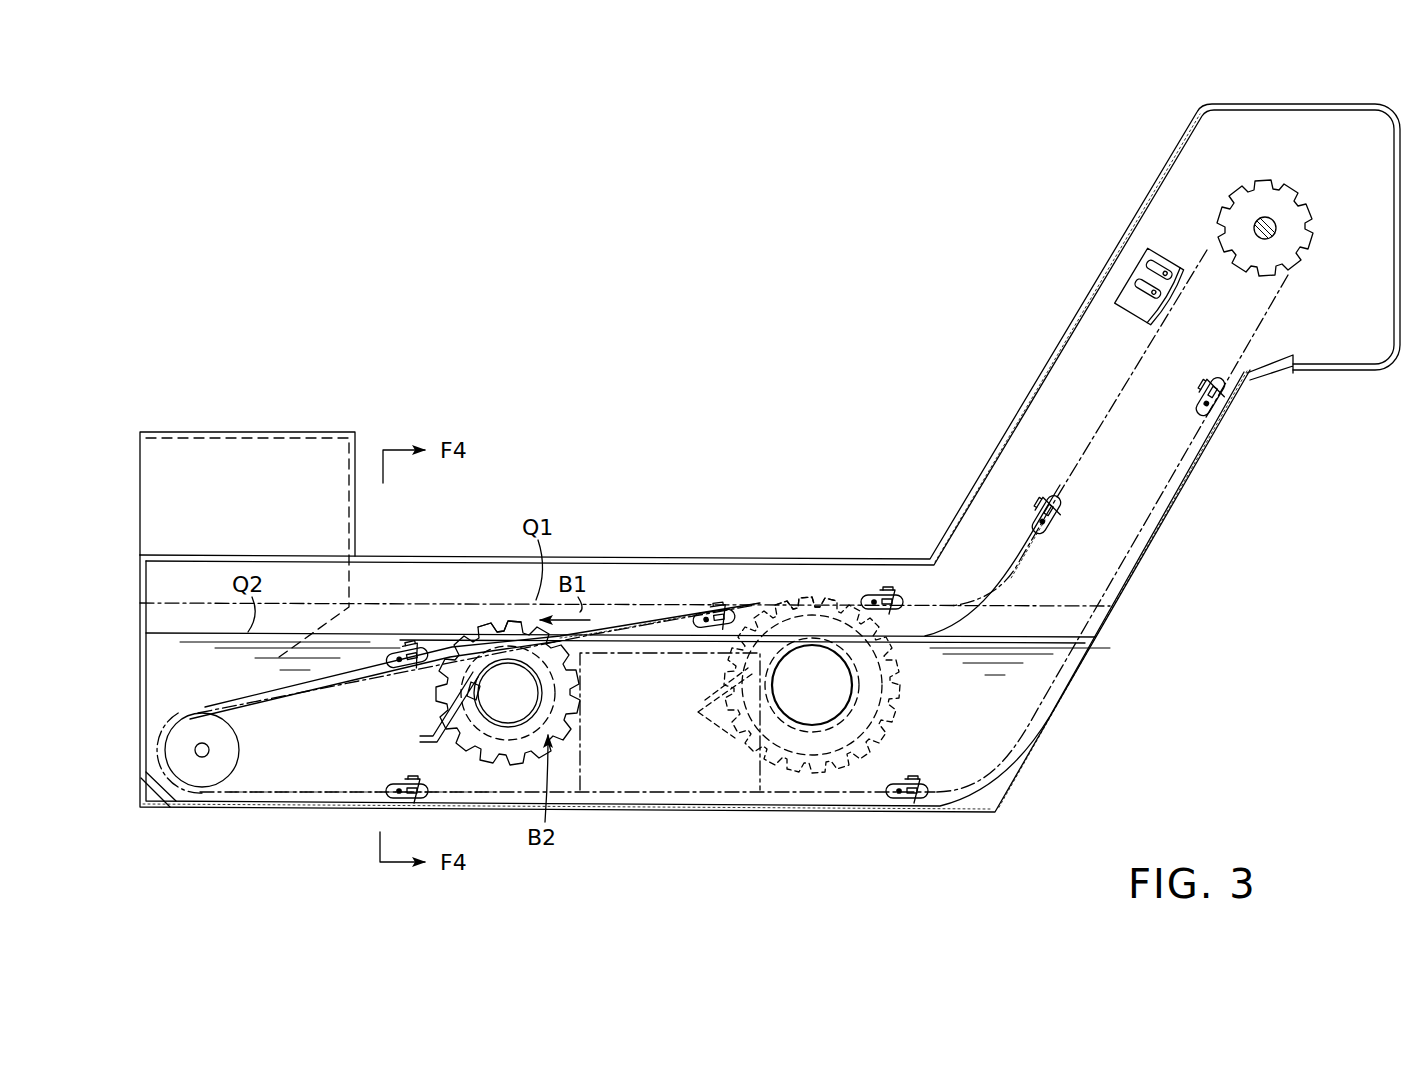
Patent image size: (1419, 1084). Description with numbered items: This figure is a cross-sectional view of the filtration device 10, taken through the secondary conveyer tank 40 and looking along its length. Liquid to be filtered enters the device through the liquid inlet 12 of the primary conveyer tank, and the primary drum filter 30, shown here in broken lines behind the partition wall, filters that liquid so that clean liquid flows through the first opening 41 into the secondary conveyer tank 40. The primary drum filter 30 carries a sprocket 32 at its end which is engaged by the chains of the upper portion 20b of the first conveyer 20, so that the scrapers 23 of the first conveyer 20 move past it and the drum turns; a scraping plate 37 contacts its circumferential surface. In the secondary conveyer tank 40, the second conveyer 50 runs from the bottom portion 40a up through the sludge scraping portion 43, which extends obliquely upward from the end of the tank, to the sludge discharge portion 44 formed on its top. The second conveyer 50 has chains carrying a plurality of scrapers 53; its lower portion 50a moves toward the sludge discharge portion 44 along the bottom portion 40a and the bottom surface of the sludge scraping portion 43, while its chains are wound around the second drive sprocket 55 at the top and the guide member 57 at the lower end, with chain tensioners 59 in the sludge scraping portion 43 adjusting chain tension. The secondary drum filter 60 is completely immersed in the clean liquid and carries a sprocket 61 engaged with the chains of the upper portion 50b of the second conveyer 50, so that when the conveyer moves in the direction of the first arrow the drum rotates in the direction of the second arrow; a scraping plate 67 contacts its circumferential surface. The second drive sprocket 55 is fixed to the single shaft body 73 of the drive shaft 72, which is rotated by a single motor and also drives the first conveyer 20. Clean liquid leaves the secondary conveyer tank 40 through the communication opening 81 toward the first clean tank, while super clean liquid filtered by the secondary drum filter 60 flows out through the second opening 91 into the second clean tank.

The filtration device 10 is at (782, 257).
The liquid inlet 12 is at (152, 490).
The first conveyer 20 is at (848, 597).
The upper portion of the first conveyer 20b is at (955, 604).
The scrapers 23 is at (893, 594).
The primary drum filter 30 is at (900, 673).
The sprocket 32 is at (800, 598).
The scraping plate 37 is at (722, 680).
The secondary conveyer tank 40 is at (727, 812).
The bottom portion of the secondary conveyer tank 40a is at (870, 810).
The first opening 41 is at (805, 722).
The sludge scraping portion 43 is at (1072, 318).
The sludge discharge portion 44 is at (1322, 358).
The second conveyer 50 is at (445, 630).
The lower portion of the second conveyer 50a is at (320, 797).
The upper portion of the second conveyer 50b is at (605, 632).
The scrapers 53 is at (405, 647).
The second drive sprocket 55 is at (1303, 208).
The guide member 57 is at (205, 765).
The chain tensioners 59 is at (1180, 295).
The secondary drum filter 60 is at (578, 692).
The sprocket 61 is at (497, 622).
The scraping plate 67 is at (440, 690).
The drive shaft 72 is at (1282, 238).
The shaft body 73 is at (1262, 222).
The communication opening 81 is at (582, 760).
The second opening 91 is at (497, 722).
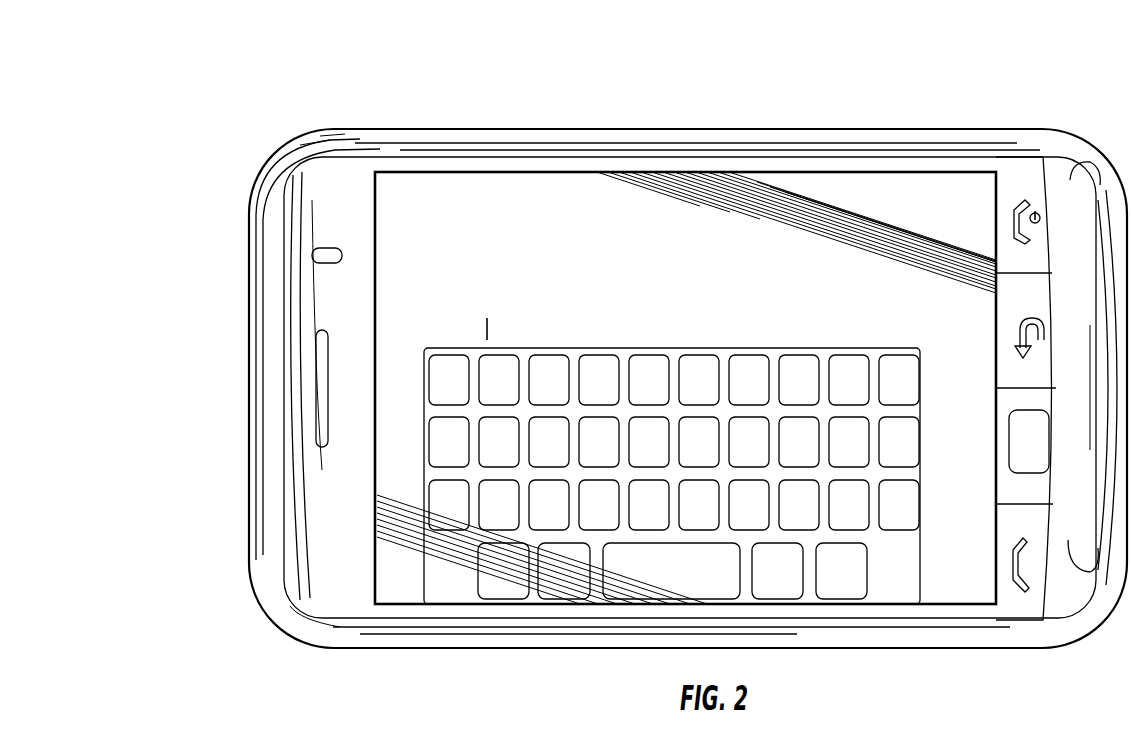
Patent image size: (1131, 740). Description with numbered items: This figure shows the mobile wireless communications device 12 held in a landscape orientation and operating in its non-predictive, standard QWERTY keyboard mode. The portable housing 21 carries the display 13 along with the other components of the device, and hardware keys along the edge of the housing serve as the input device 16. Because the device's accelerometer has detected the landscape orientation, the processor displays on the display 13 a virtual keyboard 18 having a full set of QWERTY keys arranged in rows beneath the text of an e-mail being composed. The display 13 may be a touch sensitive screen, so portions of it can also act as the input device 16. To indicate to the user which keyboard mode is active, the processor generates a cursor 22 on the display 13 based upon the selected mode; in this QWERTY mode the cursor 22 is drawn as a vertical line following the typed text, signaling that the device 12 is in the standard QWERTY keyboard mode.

The mobile wireless communications device 12 is at (438, 76).
The display 13 is at (830, 185).
The input device 16 is at (1003, 522).
The keyboard 18 is at (430, 385).
The portable housing 21 is at (262, 188).
The cursor 22 is at (489, 318).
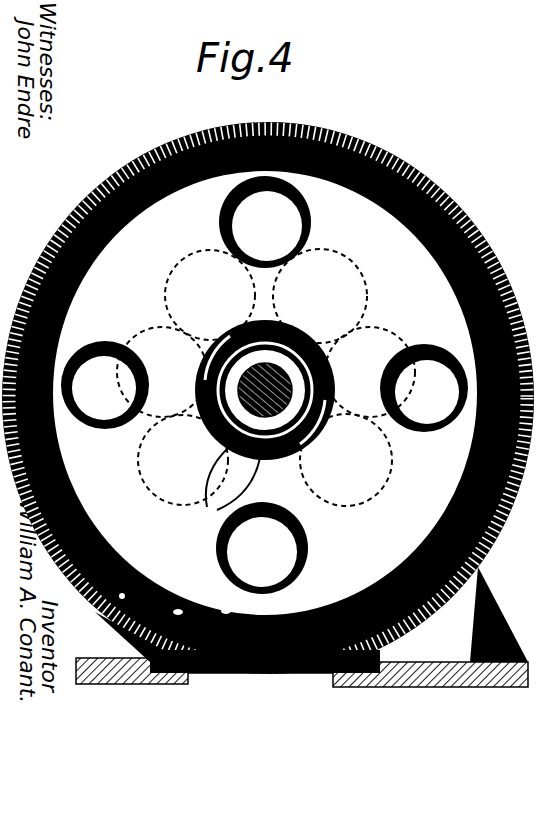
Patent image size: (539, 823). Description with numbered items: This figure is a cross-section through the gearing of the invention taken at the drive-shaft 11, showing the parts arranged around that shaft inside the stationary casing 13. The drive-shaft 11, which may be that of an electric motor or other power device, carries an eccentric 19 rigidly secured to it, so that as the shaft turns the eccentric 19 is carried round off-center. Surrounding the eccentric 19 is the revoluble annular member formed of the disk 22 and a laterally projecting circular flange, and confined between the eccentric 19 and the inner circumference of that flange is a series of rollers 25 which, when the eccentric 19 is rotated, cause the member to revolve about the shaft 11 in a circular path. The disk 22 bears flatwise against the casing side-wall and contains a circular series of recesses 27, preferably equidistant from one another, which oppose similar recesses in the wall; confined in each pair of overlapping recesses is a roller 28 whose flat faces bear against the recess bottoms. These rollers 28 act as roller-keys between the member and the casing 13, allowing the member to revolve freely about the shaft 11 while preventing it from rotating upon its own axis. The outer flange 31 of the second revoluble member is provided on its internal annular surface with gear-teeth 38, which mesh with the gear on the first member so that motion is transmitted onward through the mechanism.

The drive-shaft 11 is at (292, 418).
The stationary casing 13 is at (369, 152).
The eccentric 19 is at (314, 349).
The disk 22 is at (265, 393).
The rollers 25 is at (167, 291).
The recesses 27 is at (312, 220).
The rollers 28 is at (265, 389).
The flange 31 is at (302, 637).
The gear-teeth 38 is at (222, 605).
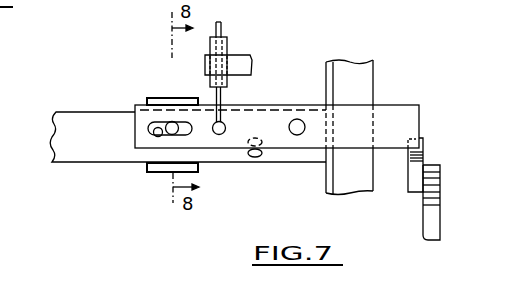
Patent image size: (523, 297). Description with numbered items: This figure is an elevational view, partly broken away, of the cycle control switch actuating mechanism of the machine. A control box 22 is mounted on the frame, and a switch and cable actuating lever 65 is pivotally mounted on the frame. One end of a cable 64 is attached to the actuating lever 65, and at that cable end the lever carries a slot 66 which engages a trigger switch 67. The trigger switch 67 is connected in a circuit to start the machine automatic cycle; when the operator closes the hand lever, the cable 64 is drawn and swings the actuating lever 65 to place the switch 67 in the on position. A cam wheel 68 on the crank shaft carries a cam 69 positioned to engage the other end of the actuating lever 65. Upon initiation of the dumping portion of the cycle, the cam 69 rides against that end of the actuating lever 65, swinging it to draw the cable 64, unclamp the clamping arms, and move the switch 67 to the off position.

The control box 22 is at (360, 93).
The cable 64 is at (222, 30).
The switch and cable actuating lever 65 is at (265, 119).
The slot 66 is at (156, 135).
The trigger switch 67 is at (173, 126).
The cam wheel 68 is at (442, 212).
The cam 69 is at (423, 156).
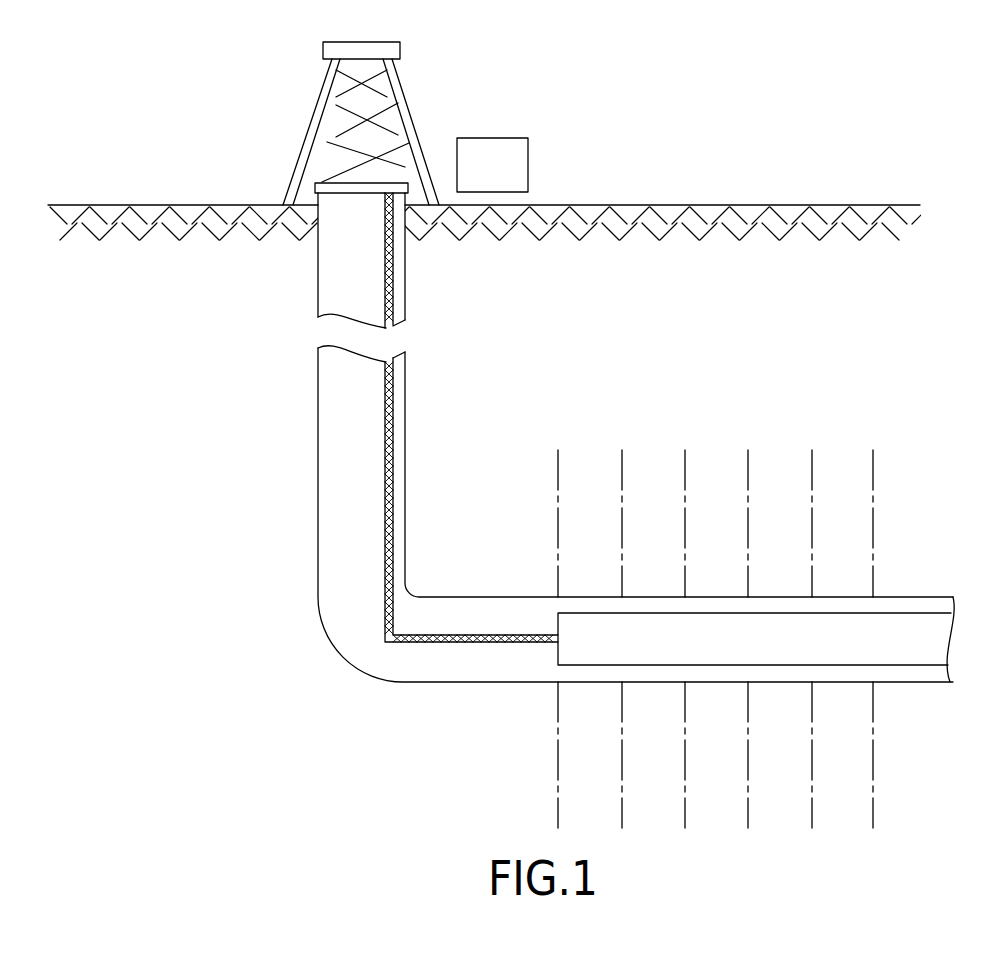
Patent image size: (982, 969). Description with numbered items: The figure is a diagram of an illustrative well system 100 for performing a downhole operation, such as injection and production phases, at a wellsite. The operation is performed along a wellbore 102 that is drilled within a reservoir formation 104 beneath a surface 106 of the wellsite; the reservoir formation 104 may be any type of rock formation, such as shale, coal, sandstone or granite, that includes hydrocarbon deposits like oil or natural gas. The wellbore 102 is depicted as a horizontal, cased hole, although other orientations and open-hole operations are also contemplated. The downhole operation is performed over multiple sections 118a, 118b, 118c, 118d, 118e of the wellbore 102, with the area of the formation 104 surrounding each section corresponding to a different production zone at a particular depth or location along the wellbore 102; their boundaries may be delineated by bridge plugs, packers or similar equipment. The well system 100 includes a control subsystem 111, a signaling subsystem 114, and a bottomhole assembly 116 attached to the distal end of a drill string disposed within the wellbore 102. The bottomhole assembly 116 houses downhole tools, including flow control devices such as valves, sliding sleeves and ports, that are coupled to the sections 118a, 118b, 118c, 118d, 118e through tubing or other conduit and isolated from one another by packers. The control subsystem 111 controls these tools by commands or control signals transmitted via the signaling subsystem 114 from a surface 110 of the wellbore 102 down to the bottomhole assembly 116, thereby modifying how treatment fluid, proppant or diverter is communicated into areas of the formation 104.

The well system 100 is at (255, 86).
The wellbore 102 is at (495, 605).
The reservoir formation 104 is at (788, 360).
The surface 106 is at (725, 205).
The surface of wellbore 110 is at (327, 183).
The control subsystem 111 is at (397, 183).
The signaling subsystem 114 is at (386, 507).
The bottomhole assembly 116 is at (775, 650).
The section 118a is at (617, 493).
The section 118b is at (680, 493).
The section 118c is at (742, 493).
The section 118d is at (805, 493).
The section 118e is at (868, 493).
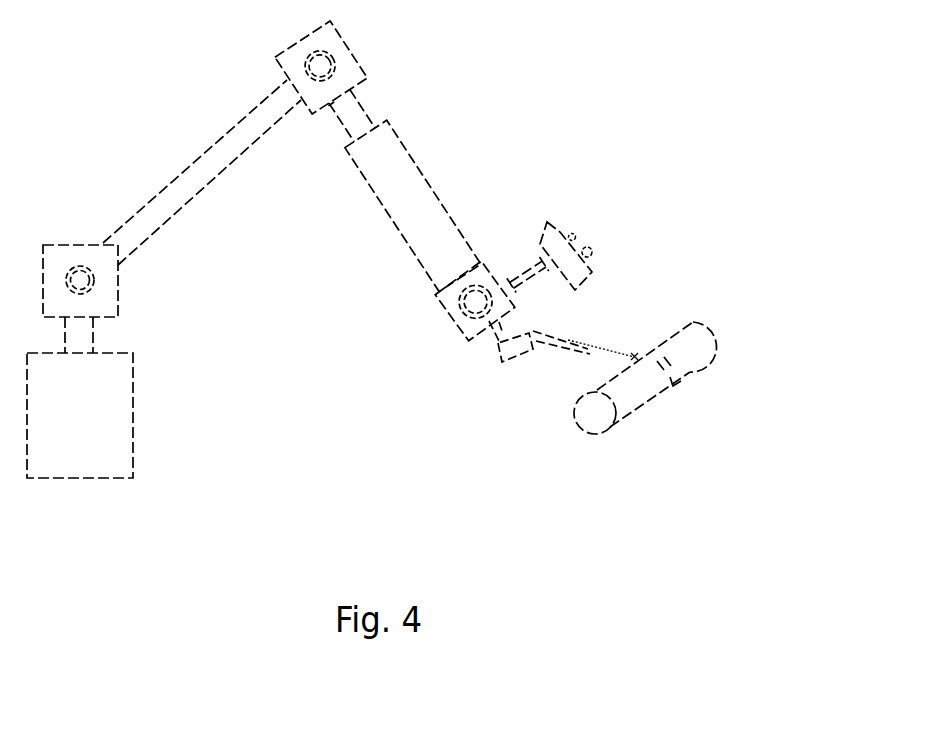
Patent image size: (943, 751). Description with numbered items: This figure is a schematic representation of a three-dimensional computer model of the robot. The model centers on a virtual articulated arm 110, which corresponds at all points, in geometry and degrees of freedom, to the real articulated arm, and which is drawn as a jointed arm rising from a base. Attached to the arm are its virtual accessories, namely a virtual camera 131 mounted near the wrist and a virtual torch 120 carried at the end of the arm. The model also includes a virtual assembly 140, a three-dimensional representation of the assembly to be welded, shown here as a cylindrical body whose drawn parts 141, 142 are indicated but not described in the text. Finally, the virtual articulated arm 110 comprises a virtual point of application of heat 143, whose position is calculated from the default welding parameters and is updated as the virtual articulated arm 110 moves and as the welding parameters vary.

The virtual articulated arm 110 is at (205, 153).
The virtual torch 120 is at (530, 343).
The virtual camera 131 is at (558, 226).
The virtual assembly 140 is at (692, 350).
The workpiece first part 141 is at (642, 406).
The workpiece second part 142 is at (692, 372).
The virtual point of application of heat 143 is at (634, 358).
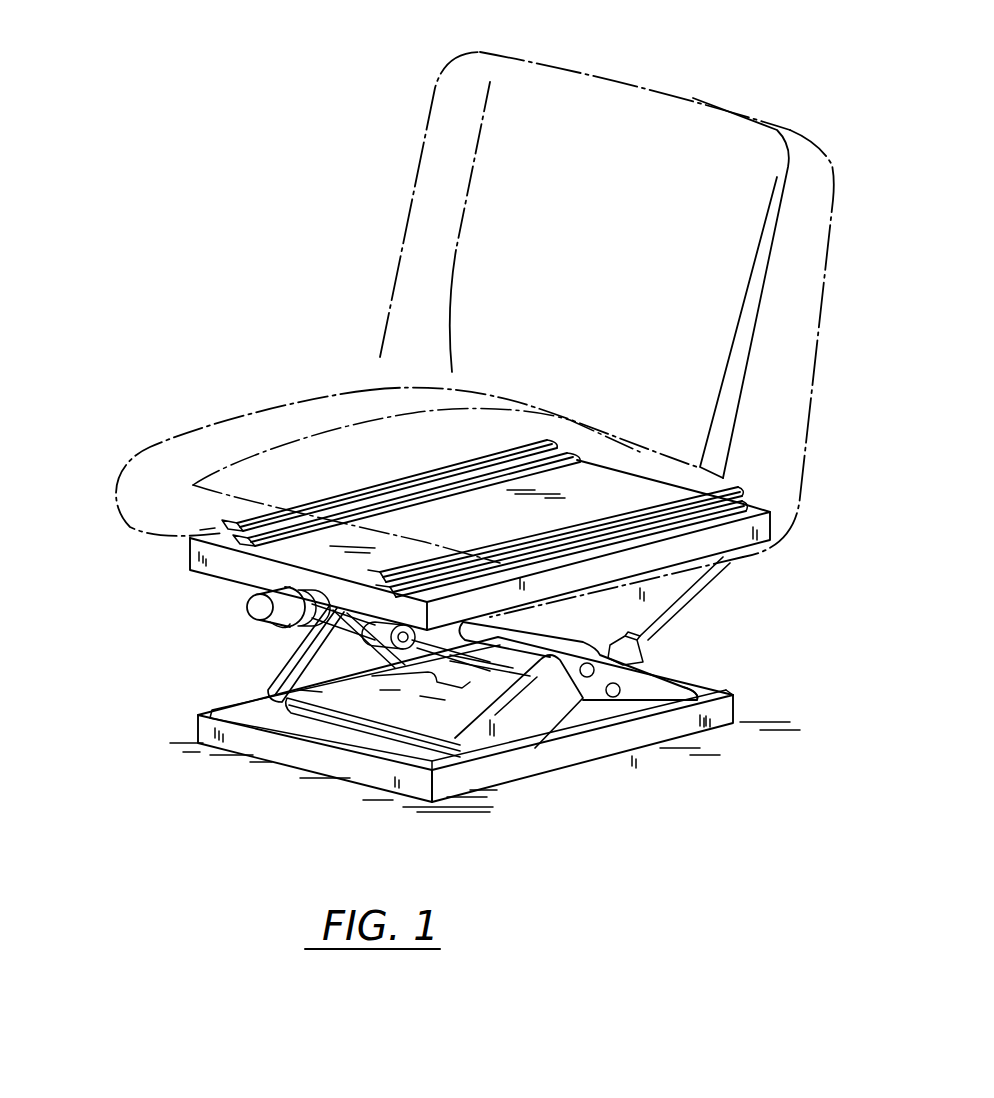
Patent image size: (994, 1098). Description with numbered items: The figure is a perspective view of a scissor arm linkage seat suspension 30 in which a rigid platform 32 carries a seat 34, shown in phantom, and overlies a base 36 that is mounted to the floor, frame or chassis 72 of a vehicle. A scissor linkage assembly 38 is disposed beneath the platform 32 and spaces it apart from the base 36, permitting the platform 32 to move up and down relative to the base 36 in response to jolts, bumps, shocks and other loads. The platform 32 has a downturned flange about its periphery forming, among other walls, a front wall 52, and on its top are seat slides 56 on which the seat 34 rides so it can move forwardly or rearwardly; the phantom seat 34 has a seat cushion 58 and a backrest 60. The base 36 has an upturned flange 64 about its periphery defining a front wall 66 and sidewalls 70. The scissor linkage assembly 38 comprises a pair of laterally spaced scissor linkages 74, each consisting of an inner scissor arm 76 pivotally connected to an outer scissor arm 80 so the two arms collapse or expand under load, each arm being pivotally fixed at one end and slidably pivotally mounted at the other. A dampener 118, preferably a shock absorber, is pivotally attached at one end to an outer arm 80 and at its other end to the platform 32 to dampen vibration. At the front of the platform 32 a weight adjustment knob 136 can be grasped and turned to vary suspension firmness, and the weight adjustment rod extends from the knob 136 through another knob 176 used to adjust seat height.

The seat suspension 30 is at (168, 662).
The platform 32 is at (758, 530).
The seat 34 is at (392, 293).
The base 36 is at (547, 758).
The scissor linkage assembly 38 is at (727, 622).
The front wall 52 is at (190, 563).
The seat slides 56 is at (222, 527).
The seat cushion 58 is at (217, 427).
The backrest 60 is at (693, 95).
The upturned flange 64 is at (350, 772).
The front wall 66 is at (410, 788).
The sidewalls 70 is at (738, 706).
The vehicle chassis 72 is at (747, 724).
The scissor linkage 74 is at (637, 697).
The inner scissor arm 76 is at (268, 692).
The outer scissor arm 80 is at (662, 684).
The dampener 118 is at (642, 651).
The weight adjustment knob 136 is at (248, 616).
The height adjustment knob 176 is at (287, 625).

● ● ●

Take everything in the material from the line containing "Patent image size: (1131, 740)." down to the line containing "The cursor 22 is at (489, 318).", and write those lines out again with "landscape" swapped for "portrait" and nothing else changed.

Patent image size: (1131, 740). Description with numbered items: This figure shows the mobile wireless communications device 12 held in a portrait orientation and operating in its non-predictive, standard QWERTY keyboard mode. The portable housing 21 carries the display 13 along with the other components of the device, and hardware keys along the edge of the housing serve as the input device 16. Because the device's accelerometer has detected the portrait orientation, the processor displays on the display 13 a virtual keyboard 18 having a full set of QWERTY keys arranged in rows beneath the text of an e-mail being composed. The display 13 may be a touch sensitive screen, so portions of it can also act as the input device 16. To indicate to the user which keyboard mode is active, the processor generates a cursor 22 on the display 13 based upon the selected mode; in this QWERTY mode the cursor 22 is drawn as a vertical line following the typed text, signaling that the device 12 is in the standard QWERTY keyboard mode.

The mobile wireless communications device 12 is at (438, 76).
The display 13 is at (830, 185).
The input device 16 is at (1003, 522).
The keyboard 18 is at (430, 385).
The portable housing 21 is at (262, 188).
The cursor 22 is at (489, 318).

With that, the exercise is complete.